### Problem description
Without the pictures, reproduce the records that follow exactly.

### Dataset content

•••••

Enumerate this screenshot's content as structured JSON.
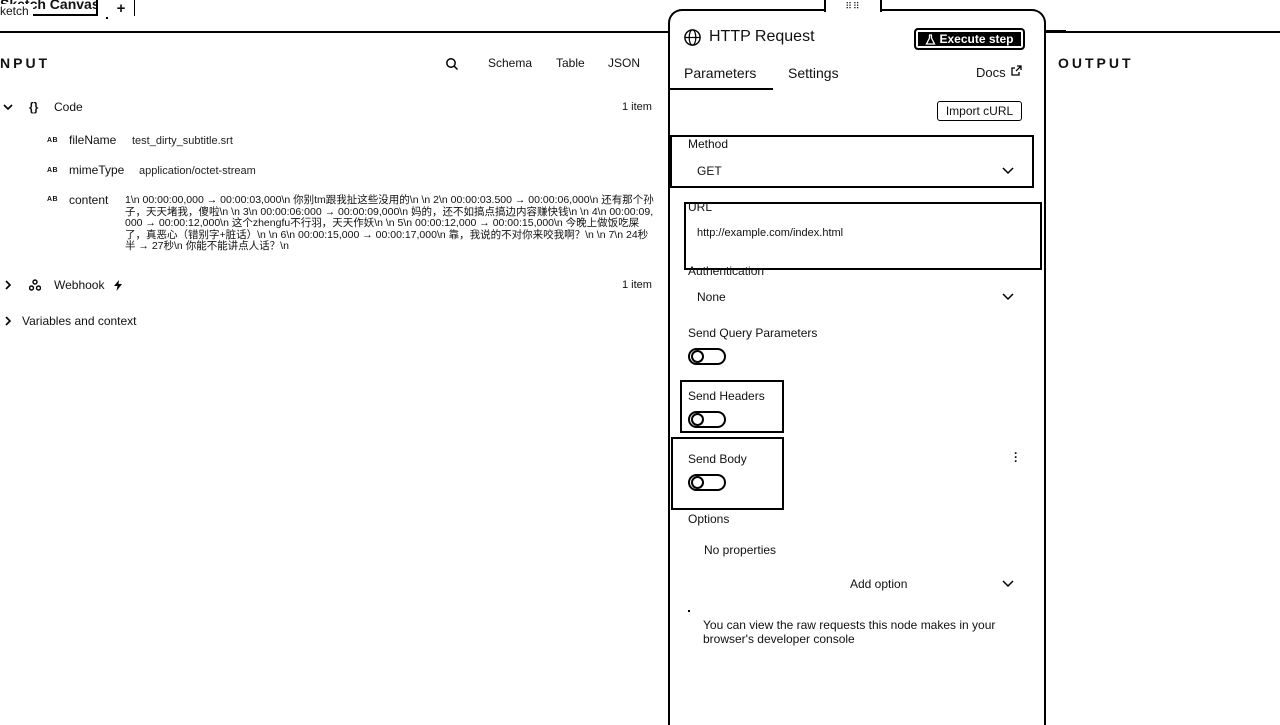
{
  "tabs": {
    "active_label": "Sketch Canvas",
    "sub_label": "ketch",
    "add_label": "+"
  },
  "input": {
    "title": "NPUT",
    "modes": [
      "Schema",
      "Table",
      "JSON"
    ],
    "code_group": {
      "icon": "{}",
      "label": "Code",
      "count": "1 item"
    },
    "fields": [
      {
        "type": "AB",
        "key": "fileName",
        "value": "test_dirty_subtitle.srt"
      },
      {
        "type": "AB",
        "key": "mimeType",
        "value": "application/octet-stream"
      },
      {
        "type": "AB",
        "key": "content",
        "value": "1\\n 00:00:00,000 → 00:00:03,000\\n 你别tm跟我扯这些没用的\\n \\n 2\\n 00:00:03.500 → 00:00:06,000\\n 还有那个孙子，天天堵我，傻啦\\n \\n 3\\n 00:00:06:000 → 00:00:09,000\\n 妈的，还不如搞点搞边内容赚快钱\\n \\n 4\\n 00:00:09,000 → 00:00:12,000\\n 这个zhengfu不行羽，天天作妖\\n \\n 5\\n 00:00:12,000 → 00:00:15,000\\n 今晚上做饭吃屎了，真恶心（错别字+脏话）\\n \\n 6\\n 00:00:15,000 → 00:00:17,000\\n 靠，我说的不对你来咬我啊？\\n \\n 7\\n 24秒半 → 27秒\\n 你能不能讲点人话？\\n"
      }
    ],
    "webhook_group": {
      "label": "Webhook",
      "count": "1 item"
    },
    "variables_label": "Variables and context"
  },
  "node": {
    "title": "HTTP Request",
    "execute_label": "Execute step",
    "tabs": [
      "Parameters",
      "Settings"
    ],
    "docs_label": "Docs",
    "import_curl_label": "Import cURL",
    "method": {
      "label": "Method",
      "value": "GET"
    },
    "url": {
      "label": "URL",
      "value": "http://example.com/index.html"
    },
    "authentication": {
      "label": "Authentication",
      "value": "None"
    },
    "send_query": {
      "label": "Send Query Parameters"
    },
    "send_headers": {
      "label": "Send Headers"
    },
    "send_body": {
      "label": "Send Body"
    },
    "options": {
      "label": "Options",
      "empty": "No properties",
      "add_label": "Add option"
    },
    "note": "You can view the raw requests this node makes in your browser's developer console"
  },
  "output": {
    "title": "OUTPUT"
  }
}
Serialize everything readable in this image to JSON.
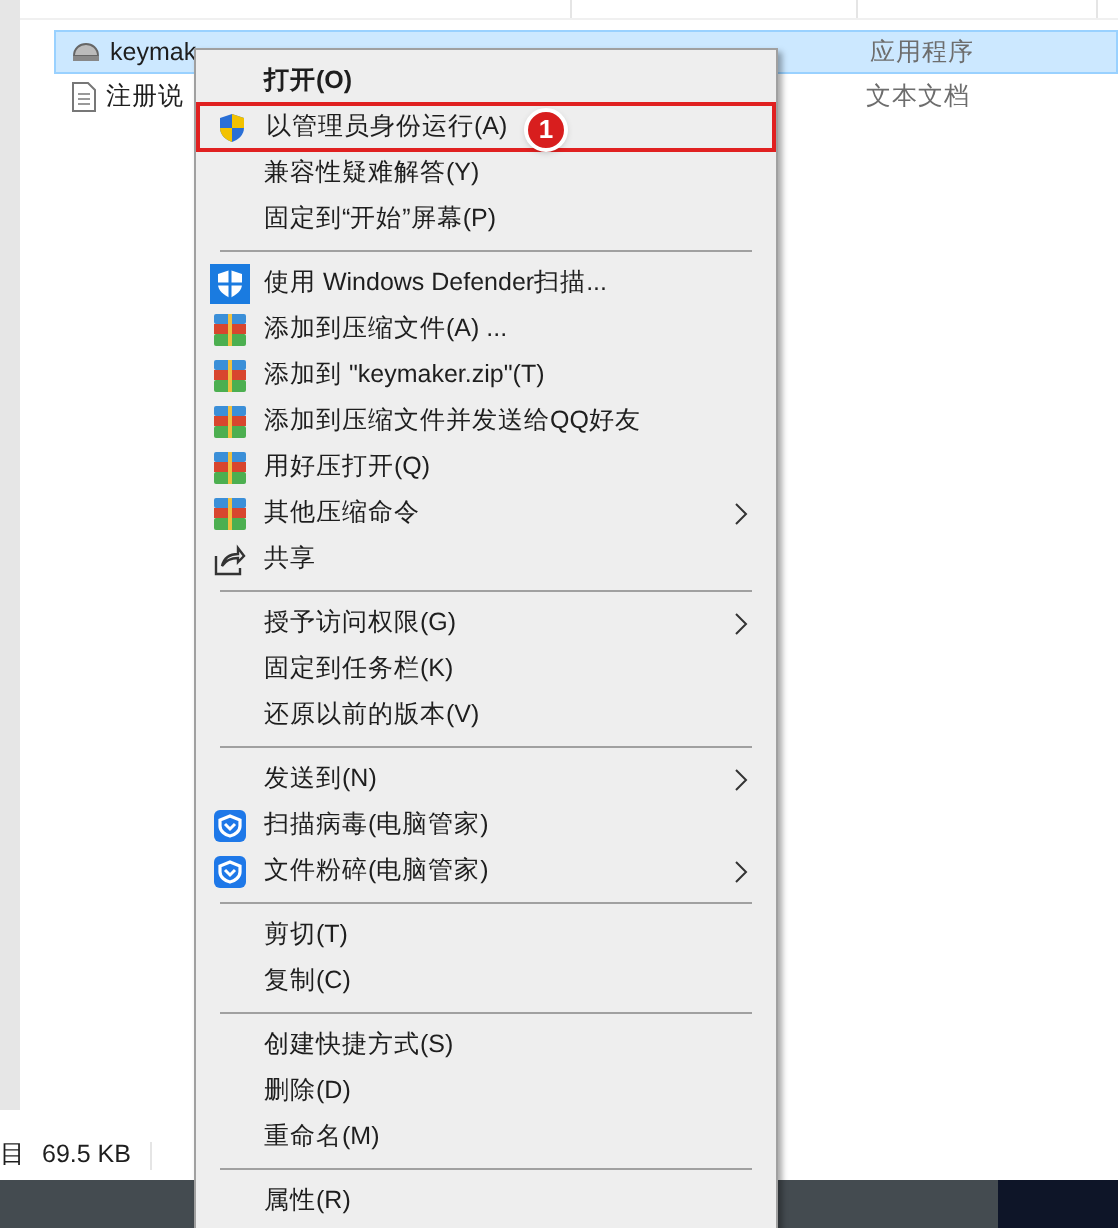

•••••

### Completed task
Enumerate this screenshot's content as structured JSON.
{
  "tabs": {
    "active_label": "Sketch Canvas",
    "sub_label": "ketch",
    "add_label": "+"
  },
  "input": {
    "title": "NPUT",
    "modes": [
      "Schema",
      "Table",
      "JSON"
    ],
    "code_group": {
      "icon": "{}",
      "label": "Code",
      "count": "1 item"
    },
    "fields": [
      {
        "type": "AB",
        "key": "fileName",
        "value": "test_dirty_subtitle.srt"
      },
      {
        "type": "AB",
        "key": "mimeType",
        "value": "application/octet-stream"
      },
      {
        "type": "AB",
        "key": "content",
        "value": "1\\n 00:00:00,000 → 00:00:03,000\\n 你别tm跟我扯这些没用的\\n \\n 2\\n 00:00:03.500 → 00:00:06,000\\n 还有那个孙子，天天堵我，傻啦\\n \\n 3\\n 00:00:06:000 → 00:00:09,000\\n 妈的，还不如搞点搞边内容赚快钱\\n \\n 4\\n 00:00:09,000 → 00:00:12,000\\n 这个zhengfu不行羽，天天作妖\\n \\n 5\\n 00:00:12,000 → 00:00:15,000\\n 今晚上做饭吃屎了，真恶心（错别字+脏话）\\n \\n 6\\n 00:00:15,000 → 00:00:17,000\\n 靠，我说的不对你来咬我啊？\\n \\n 7\\n 24秒半 → 27秒\\n 你能不能讲点人话？\\n"
      }
    ],
    "webhook_group": {
      "label": "Webhook",
      "count": "1 item"
    },
    "variables_label": "Variables and context"
  },
  "node": {
    "title": "HTTP Request",
    "execute_label": "Execute step",
    "tabs": [
      "Parameters",
      "Settings"
    ],
    "docs_label": "Docs",
    "import_curl_label": "Import cURL",
    "method": {
      "label": "Method",
      "value": "GET"
    },
    "url": {
      "label": "URL",
      "value": "http://example.com/index.html"
    },
    "authentication": {
      "label": "Authentication",
      "value": "None"
    },
    "send_query": {
      "label": "Send Query Parameters"
    },
    "send_headers": {
      "label": "Send Headers"
    },
    "send_body": {
      "label": "Send Body"
    },
    "options": {
      "label": "Options",
      "empty": "No properties",
      "add_label": "Add option"
    },
    "note": "You can view the raw requests this node makes in your browser's developer console"
  },
  "output": {
    "title": "OUTPUT"
  }
}
Serialize everything readable in this image to JSON.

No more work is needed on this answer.